> [Supplied records]:
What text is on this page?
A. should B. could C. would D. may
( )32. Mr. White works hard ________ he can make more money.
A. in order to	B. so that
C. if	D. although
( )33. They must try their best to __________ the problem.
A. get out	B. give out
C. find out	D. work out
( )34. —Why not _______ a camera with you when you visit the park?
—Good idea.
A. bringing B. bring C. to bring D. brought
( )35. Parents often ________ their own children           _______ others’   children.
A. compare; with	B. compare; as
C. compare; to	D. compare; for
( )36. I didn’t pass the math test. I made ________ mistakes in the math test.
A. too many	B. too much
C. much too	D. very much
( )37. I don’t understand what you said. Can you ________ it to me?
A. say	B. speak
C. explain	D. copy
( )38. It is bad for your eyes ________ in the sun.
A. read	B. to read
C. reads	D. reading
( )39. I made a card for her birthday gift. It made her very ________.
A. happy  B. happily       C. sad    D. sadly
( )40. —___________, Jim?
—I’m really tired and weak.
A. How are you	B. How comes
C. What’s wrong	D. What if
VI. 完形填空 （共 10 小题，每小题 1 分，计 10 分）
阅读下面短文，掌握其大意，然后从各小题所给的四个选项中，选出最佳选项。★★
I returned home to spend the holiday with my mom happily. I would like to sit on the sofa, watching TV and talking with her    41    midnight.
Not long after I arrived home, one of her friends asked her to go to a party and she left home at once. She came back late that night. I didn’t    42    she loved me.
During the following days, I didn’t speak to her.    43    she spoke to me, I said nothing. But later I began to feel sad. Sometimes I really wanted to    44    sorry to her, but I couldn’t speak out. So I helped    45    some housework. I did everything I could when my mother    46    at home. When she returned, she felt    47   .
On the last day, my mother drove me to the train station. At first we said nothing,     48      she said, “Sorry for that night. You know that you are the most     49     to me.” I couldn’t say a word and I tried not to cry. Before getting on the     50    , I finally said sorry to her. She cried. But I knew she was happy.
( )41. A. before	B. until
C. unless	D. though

> [Your task]: Search the preceding listing for the word "nothing" and pull out every line that holds it.

> [Expected answer]:
During the following days, I didn’t speak to her.    43    she spoke to me, I said nothing. But later I began to feel sad. Sometimes I really wanted to    44    sorry to her, but I couldn’t speak out. So I helped    45    some housework. I did everything I could when my mother    46    at home. When she returned, she felt    47   .
On the last day, my mother drove me to the train station. At first we said nothing,     48      she said, “Sorry for that night. You know that you are the most     49     to me.” I couldn’t say a word and I tried not to cry. Before getting on the     50    , I finally said sorry to her. She cried. But I knew she was happy.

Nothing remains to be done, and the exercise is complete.